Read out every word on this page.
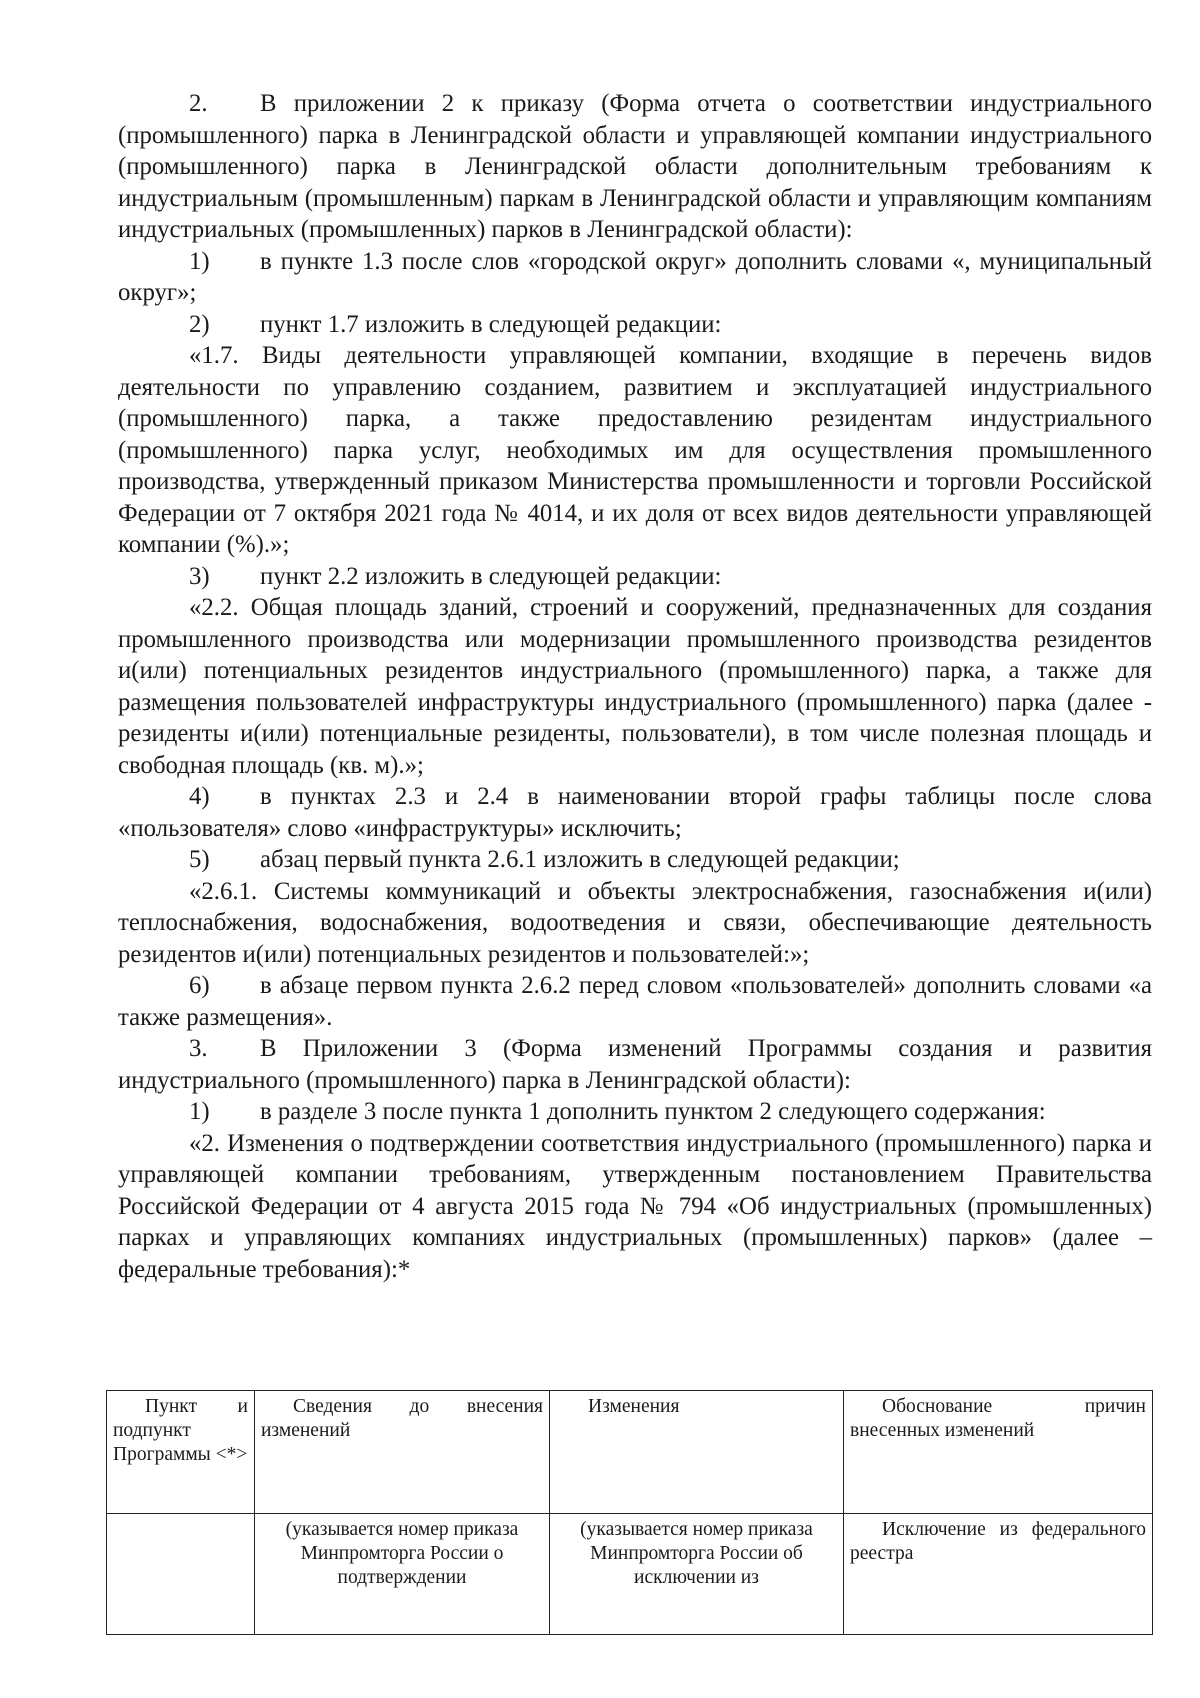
2. В приложении 2 к приказу (Форма отчета о соответствии индустриального (промышленного) парка в Ленинградской области и управляющей компании индустриального (промышленного) парка в Ленинградской области дополнительным требованиям к индустриальным (промышленным) паркам в Ленинградской области и управляющим компаниям индустриальных (промышленных) парков в Ленинградской области):

1) в пункте 1.3 после слов «городской округ» дополнить словами «, муниципальный округ»;

2) пункт 1.7 изложить в следующей редакции:

«1.7. Виды деятельности управляющей компании, входящие в перечень видов деятельности по управлению созданием, развитием и эксплуатацией индустриального (промышленного) парка, а также предоставлению резидентам индустриального (промышленного) парка услуг, необходимых им для осуществления промышленного производства, утвержденный приказом Министерства промышленности и торговли Российской Федерации от 7 октября 2021 года № 4014, и их доля от всех видов деятельности управляющей компании (%).»;

3) пункт 2.2 изложить в следующей редакции:

«2.2. Общая площадь зданий, строений и сооружений, предназначенных для создания промышленного производства или модернизации промышленного производства резидентов и(или) потенциальных резидентов индустриального (промышленного) парка, а также для размещения пользователей инфраструктуры индустриального (промышленного) парка (далее - резиденты и(или) потенциальные резиденты, пользователи), в том числе полезная площадь и свободная площадь (кв. м).»;

4) в пунктах 2.3 и 2.4 в наименовании второй графы таблицы после слова «пользователя» слово «инфраструктуры» исключить;

5) абзац первый пункта 2.6.1 изложить в следующей редакции;

«2.6.1. Системы коммуникаций и объекты электроснабжения, газоснабжения и(или) теплоснабжения, водоснабжения, водоотведения и связи, обеспечивающие деятельность резидентов и(или) потенциальных резидентов и пользователей:»;

6) в абзаце первом пункта 2.6.2 перед словом «пользователей» дополнить словами «а также размещения».

3. В Приложении 3 (Форма изменений Программы создания и развития индустриального (промышленного) парка в Ленинградской области):

1) в разделе 3 после пункта 1 дополнить пунктом 2 следующего содержания:

«2. Изменения о подтверждении соответствия индустриального (промышленного) парка и управляющей компании требованиям, утвержденным постановлением Правительства Российской Федерации от 4 августа 2015 года № 794 «Об индустриальных (промышленных) парках и управляющих компаниях индустриальных (промышленных) парков» (далее – федеральные требования):*

Пункт и подпункт Программы <*>	Сведения до внесения изменений	Изменения	Обоснование причин внесенных изменений
	(указывается номер приказа Минпромторга России о подтверждении	(указывается номер приказа Минпромторга России об исключении из	Исключение из федерального реестра
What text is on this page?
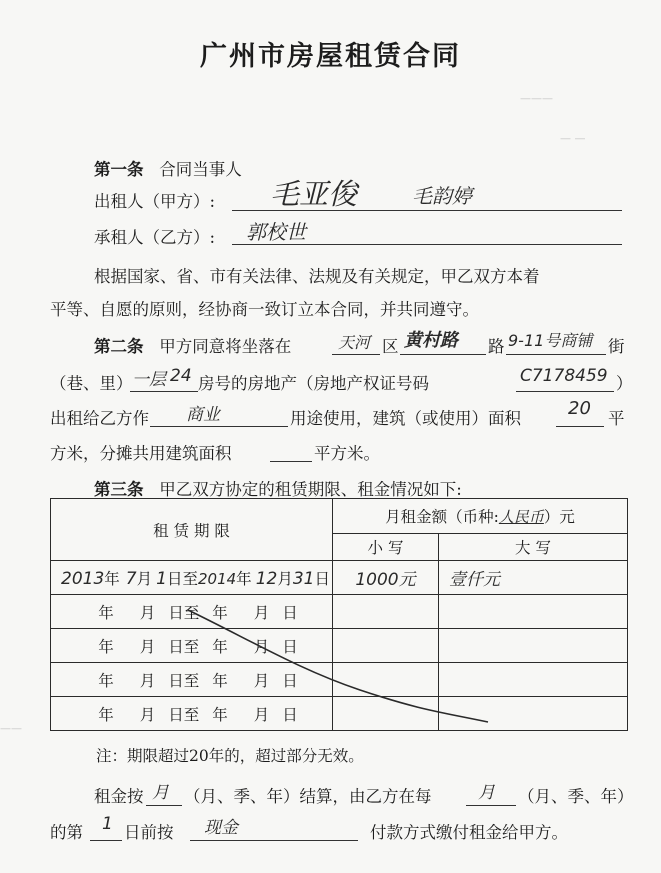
———
— —
——
广州市房屋租赁合同
第一条 合同当事人
出租人（甲方）: 毛亚俊	毛韵婷
承租人（乙方）: 郭校世
根据国家、省、市有关法律、法规及有关规定，甲乙双方本着
平等、自愿的原则，经协商一致订立本合同，并共同遵守。
第二条 甲方同意将坐落在	天河 区 黄村路 路 9-11号商铺 街
（巷、里） 一层 24 房号的房地产（房地产权证号码	C7178459 ）
出租给乙方作 商业	用途使用，建筑（或使用）面积	20 平
方米，分摊共用建筑面积	平方米。
第三条 甲乙双方协定的租赁期限、租金情况如下:
租 赁 期 限	月租金额（币种:人民币）元	
	小 写	大 写
2013年 7月 1日至2014年 12月31日	1000元	壹仟元
年 月 日至 年 月 日		
年 月 日至 年 月 日		
年 月 日至 年 月 日		
年 月 日至 年 月 日		
注：期限超过20年的，超过部分无效。
租金按 月 （月、季、年）结算，由乙方在每	月 （月、季、年）
的第 1 日前按 现金	付款方式缴付租金给甲方。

########

[WORK INSTRUCTIONS]:
Repeat the lines above exactly, and keep every picture out.

[REPLY TO THE EXERCISE]:
Read out every word on this page.
2. В приложении 2 к приказу (Форма отчета о соответствии индустриального (промышленного) парка в Ленинградской области и управляющей компании индустриального (промышленного) парка в Ленинградской области дополнительным требованиям к индустриальным (промышленным) паркам в Ленинградской области и управляющим компаниям индустриальных (промышленных) парков в Ленинградской области):

1) в пункте 1.3 после слов «городской округ» дополнить словами «, муниципальный округ»;

2) пункт 1.7 изложить в следующей редакции:

«1.7. Виды деятельности управляющей компании, входящие в перечень видов деятельности по управлению созданием, развитием и эксплуатацией индустриального (промышленного) парка, а также предоставлению резидентам индустриального (промышленного) парка услуг, необходимых им для осуществления промышленного производства, утвержденный приказом Министерства промышленности и торговли Российской Федерации от 7 октября 2021 года № 4014, и их доля от всех видов деятельности управляющей компании (%).»;

3) пункт 2.2 изложить в следующей редакции:

«2.2. Общая площадь зданий, строений и сооружений, предназначенных для создания промышленного производства или модернизации промышленного производства резидентов и(или) потенциальных резидентов индустриального (промышленного) парка, а также для размещения пользователей инфраструктуры индустриального (промышленного) парка (далее - резиденты и(или) потенциальные резиденты, пользователи), в том числе полезная площадь и свободная площадь (кв. м).»;

4) в пунктах 2.3 и 2.4 в наименовании второй графы таблицы после слова «пользователя» слово «инфраструктуры» исключить;

5) абзац первый пункта 2.6.1 изложить в следующей редакции;

«2.6.1. Системы коммуникаций и объекты электроснабжения, газоснабжения и(или) теплоснабжения, водоснабжения, водоотведения и связи, обеспечивающие деятельность резидентов и(или) потенциальных резидентов и пользователей:»;

6) в абзаце первом пункта 2.6.2 перед словом «пользователей» дополнить словами «а также размещения».

3. В Приложении 3 (Форма изменений Программы создания и развития индустриального (промышленного) парка в Ленинградской области):

1) в разделе 3 после пункта 1 дополнить пунктом 2 следующего содержания:

«2. Изменения о подтверждении соответствия индустриального (промышленного) парка и управляющей компании требованиям, утвержденным постановлением Правительства Российской Федерации от 4 августа 2015 года № 794 «Об индустриальных (промышленных) парках и управляющих компаниях индустриальных (промышленных) парков» (далее – федеральные требования):*

Пункт и подпункт Программы <*>	Сведения до внесения изменений	Изменения	Обоснование причин внесенных изменений
	(указывается номер приказа Минпромторга России о подтверждении	(указывается номер приказа Минпромторга России об исключении из	Исключение из федерального реестра
What text is on this page?
———
— —
——
广州市房屋租赁合同
第一条 合同当事人
出租人（甲方）: 毛亚俊	毛韵婷
承租人（乙方）: 郭校世
根据国家、省、市有关法律、法规及有关规定，甲乙双方本着
平等、自愿的原则，经协商一致订立本合同，并共同遵守。
第二条 甲方同意将坐落在	天河 区 黄村路 路 9-11号商铺 街
（巷、里） 一层 24 房号的房地产（房地产权证号码	C7178459 ）
出租给乙方作 商业	用途使用，建筑（或使用）面积	20 平
方米，分摊共用建筑面积	平方米。
第三条 甲乙双方协定的租赁期限、租金情况如下:
租 赁 期 限	月租金额（币种:人民币）元	
	小 写	大 写
2013年 7月 1日至2014年 12月31日	1000元	壹仟元
年 月 日至 年 月 日		
年 月 日至 年 月 日		
年 月 日至 年 月 日		
年 月 日至 年 月 日		
注：期限超过20年的，超过部分无效。
租金按 月 （月、季、年）结算，由乙方在每	月 （月、季、年）
的第 1 日前按 现金	付款方式缴付租金给甲方。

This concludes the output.